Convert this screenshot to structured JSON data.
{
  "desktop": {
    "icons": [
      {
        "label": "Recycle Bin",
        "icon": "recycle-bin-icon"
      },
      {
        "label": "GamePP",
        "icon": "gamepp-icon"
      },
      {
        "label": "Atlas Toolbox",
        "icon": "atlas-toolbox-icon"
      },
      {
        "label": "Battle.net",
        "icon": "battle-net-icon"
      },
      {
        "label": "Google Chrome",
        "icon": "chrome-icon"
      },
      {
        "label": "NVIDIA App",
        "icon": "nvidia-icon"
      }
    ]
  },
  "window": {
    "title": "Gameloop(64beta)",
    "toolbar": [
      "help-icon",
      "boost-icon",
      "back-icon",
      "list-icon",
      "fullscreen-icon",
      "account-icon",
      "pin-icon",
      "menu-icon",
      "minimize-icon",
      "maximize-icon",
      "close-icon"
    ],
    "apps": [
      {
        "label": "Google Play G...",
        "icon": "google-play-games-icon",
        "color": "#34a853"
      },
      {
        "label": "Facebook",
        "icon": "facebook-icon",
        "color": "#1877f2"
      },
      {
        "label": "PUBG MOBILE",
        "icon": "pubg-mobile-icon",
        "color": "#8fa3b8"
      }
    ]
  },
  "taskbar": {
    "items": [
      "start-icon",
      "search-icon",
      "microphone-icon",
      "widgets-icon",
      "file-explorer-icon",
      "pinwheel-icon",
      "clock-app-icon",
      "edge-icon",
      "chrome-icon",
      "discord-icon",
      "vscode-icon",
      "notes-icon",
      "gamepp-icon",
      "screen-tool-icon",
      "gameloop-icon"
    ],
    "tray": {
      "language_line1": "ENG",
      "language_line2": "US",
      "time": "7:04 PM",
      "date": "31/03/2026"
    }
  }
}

GIVEN INSTRUCTION: Repeat the records above exactly, from the first line to the last.

OUTPUT OF THE TASK:
Convert this screenshot to structured JSON data.
{
  "desktop": {
    "icons": [
      {
        "label": "Recycle Bin",
        "icon": "recycle-bin-icon"
      },
      {
        "label": "GamePP",
        "icon": "gamepp-icon"
      },
      {
        "label": "Atlas Toolbox",
        "icon": "atlas-toolbox-icon"
      },
      {
        "label": "Battle.net",
        "icon": "battle-net-icon"
      },
      {
        "label": "Google Chrome",
        "icon": "chrome-icon"
      },
      {
        "label": "NVIDIA App",
        "icon": "nvidia-icon"
      }
    ]
  },
  "window": {
    "title": "Gameloop(64beta)",
    "toolbar": [
      "help-icon",
      "boost-icon",
      "back-icon",
      "list-icon",
      "fullscreen-icon",
      "account-icon",
      "pin-icon",
      "menu-icon",
      "minimize-icon",
      "maximize-icon",
      "close-icon"
    ],
    "apps": [
      {
        "label": "Google Play G...",
        "icon": "google-play-games-icon",
        "color": "#34a853"
      },
      {
        "label": "Facebook",
        "icon": "facebook-icon",
        "color": "#1877f2"
      },
      {
        "label": "PUBG MOBILE",
        "icon": "pubg-mobile-icon",
        "color": "#8fa3b8"
      }
    ]
  },
  "taskbar": {
    "items": [
      "start-icon",
      "search-icon",
      "microphone-icon",
      "widgets-icon",
      "file-explorer-icon",
      "pinwheel-icon",
      "clock-app-icon",
      "edge-icon",
      "chrome-icon",
      "discord-icon",
      "vscode-icon",
      "notes-icon",
      "gamepp-icon",
      "screen-tool-icon",
      "gameloop-icon"
    ],
    "tray": {
      "language_line1": "ENG",
      "language_line2": "US",
      "time": "7:04 PM",
      "date": "31/03/2026"
    }
  }
}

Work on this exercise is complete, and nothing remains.